Problem to solve.
Please explain, in one to three sentences, why the piece on low-impact living below says there is no babysitting industry.

I do home yoga practice, I make the hummus, I don’t push a button to turn the heater on, no, I get wood and light the fire. I crack nuts fresh from their shells, I spent summer hiking and picking blackberries straight from the plant and learnt to ride a scooter. I walk or bike to the shops. Church bells ring for hours on Sundays. I couldn’t even replicate 55A because I don’t think I have all the ingredients. My friends here don’t work obscene hours – so we walk in the morning, after school drop off.
- Convenience is just not a thing but low-impact living is
We don’t have a kettle (because nobody really drinks tea). Don’t ask for a Thermomix. Or a microwave. But guess what? I am eating more healthily than I have in my life. Want to get somewhere? Walk. Ride. Or get the bus (but walk to the bus first). Want a walnut? Crack the shell. Want water? Bike to the council water fountain, fill up the bottles and bike home again.
Be inventive. Recycle. Make art from seashells. Use up what’s in the fridge. Delete the Uber Eats app. And Uber, for that matter. You might get a taxi but not until you get to the next biggest town. There’s no babysitting industry because kids go everywhere with their parents. Yep, let’s call it what is is: honest living, not an absence of convenience.
- Family comes first; some stereotypes don’t hold
While women do the bulk of the cooking, unpaid caring and domestic, that’s not a typically Italian thing. That happens….in nearly every country in the world.
And last week I realised, not for the first time, that I had not one but two men fussing over me in the kitchen, clearing plates and making coffee and telling me to sit down (and neither was my partner). The one who had just cooked lunch was 90 years old.
I have two observations on this: all the domestic ‘stuff’ that women do everywhere is appreciated and valued more here. Especially raising kids. The social value of motherhood is actually enshrined in law (which opens a whole conversation about the value of dads, I know). I’m not saying things are perfect – they’re not perfect anywhere. But family really does come first and while what mums do is valued, what dads do is too. There is a surprisingly un-Italian pragmatism that goes alongside this, a sort of rhythm of life that means that stuff gets taken care of. Sans drama. We eat what’s in seasons, we hike when the weather’s good and when it’s not we stay inside. People get married, they have kids, cycles of life continue.

Rows from a layout dataset:
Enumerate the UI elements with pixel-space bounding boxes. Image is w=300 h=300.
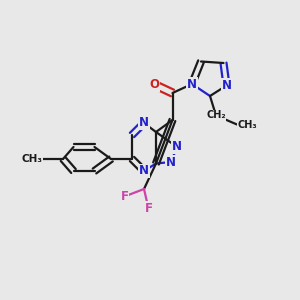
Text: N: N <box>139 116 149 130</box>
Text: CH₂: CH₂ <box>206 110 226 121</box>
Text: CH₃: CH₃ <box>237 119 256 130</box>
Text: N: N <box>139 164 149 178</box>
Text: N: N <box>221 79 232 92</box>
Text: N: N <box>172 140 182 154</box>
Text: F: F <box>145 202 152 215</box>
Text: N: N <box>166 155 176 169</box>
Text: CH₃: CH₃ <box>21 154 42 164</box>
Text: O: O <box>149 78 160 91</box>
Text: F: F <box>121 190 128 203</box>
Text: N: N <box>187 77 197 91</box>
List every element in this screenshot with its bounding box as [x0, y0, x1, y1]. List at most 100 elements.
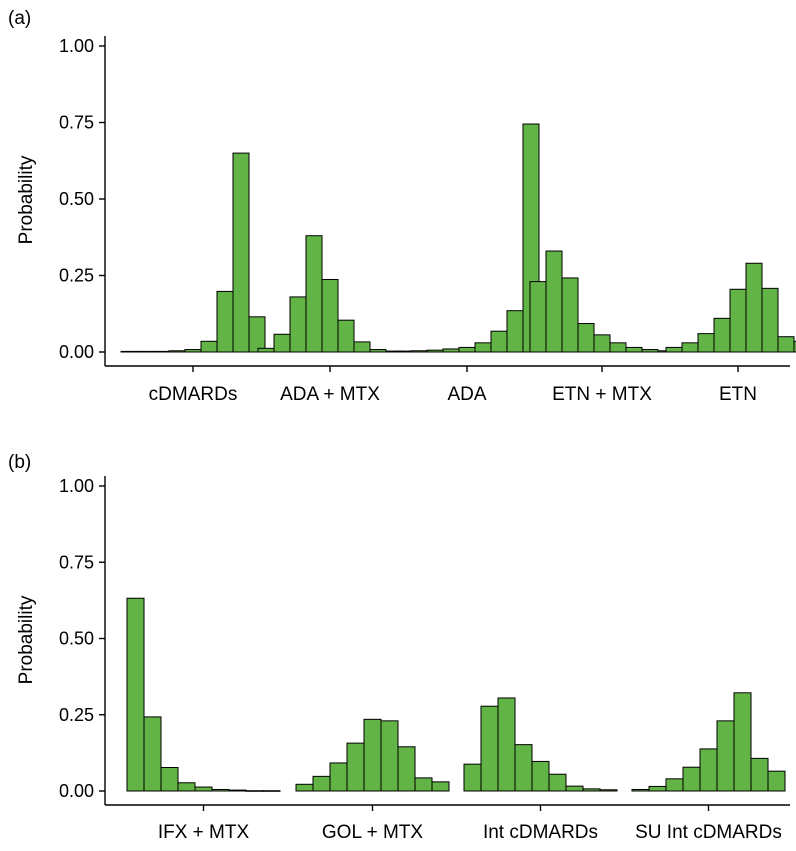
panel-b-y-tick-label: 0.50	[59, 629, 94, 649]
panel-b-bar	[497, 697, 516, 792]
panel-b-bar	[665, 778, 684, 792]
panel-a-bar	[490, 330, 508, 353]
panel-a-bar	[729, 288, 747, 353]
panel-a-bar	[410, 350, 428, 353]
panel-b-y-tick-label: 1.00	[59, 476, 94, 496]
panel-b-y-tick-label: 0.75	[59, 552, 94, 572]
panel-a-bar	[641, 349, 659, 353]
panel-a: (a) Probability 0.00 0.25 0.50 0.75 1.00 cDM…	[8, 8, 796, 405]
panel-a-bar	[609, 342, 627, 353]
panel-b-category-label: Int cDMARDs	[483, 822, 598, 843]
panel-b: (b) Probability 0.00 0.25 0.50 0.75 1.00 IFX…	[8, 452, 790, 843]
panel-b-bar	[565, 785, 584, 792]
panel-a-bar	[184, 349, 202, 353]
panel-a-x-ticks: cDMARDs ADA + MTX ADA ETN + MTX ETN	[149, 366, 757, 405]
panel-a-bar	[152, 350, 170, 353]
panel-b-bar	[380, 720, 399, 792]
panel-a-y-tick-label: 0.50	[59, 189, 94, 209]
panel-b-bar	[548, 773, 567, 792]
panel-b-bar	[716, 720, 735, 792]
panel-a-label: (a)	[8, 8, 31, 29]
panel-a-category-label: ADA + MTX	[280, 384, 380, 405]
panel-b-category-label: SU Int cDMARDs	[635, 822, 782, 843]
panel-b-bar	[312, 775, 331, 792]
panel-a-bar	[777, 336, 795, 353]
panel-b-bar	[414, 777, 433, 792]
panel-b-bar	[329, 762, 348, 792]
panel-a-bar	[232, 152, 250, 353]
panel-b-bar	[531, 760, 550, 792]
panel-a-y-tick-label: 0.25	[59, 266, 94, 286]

Full solution.
There is no babysitting industry because kids go everywhere with their parents.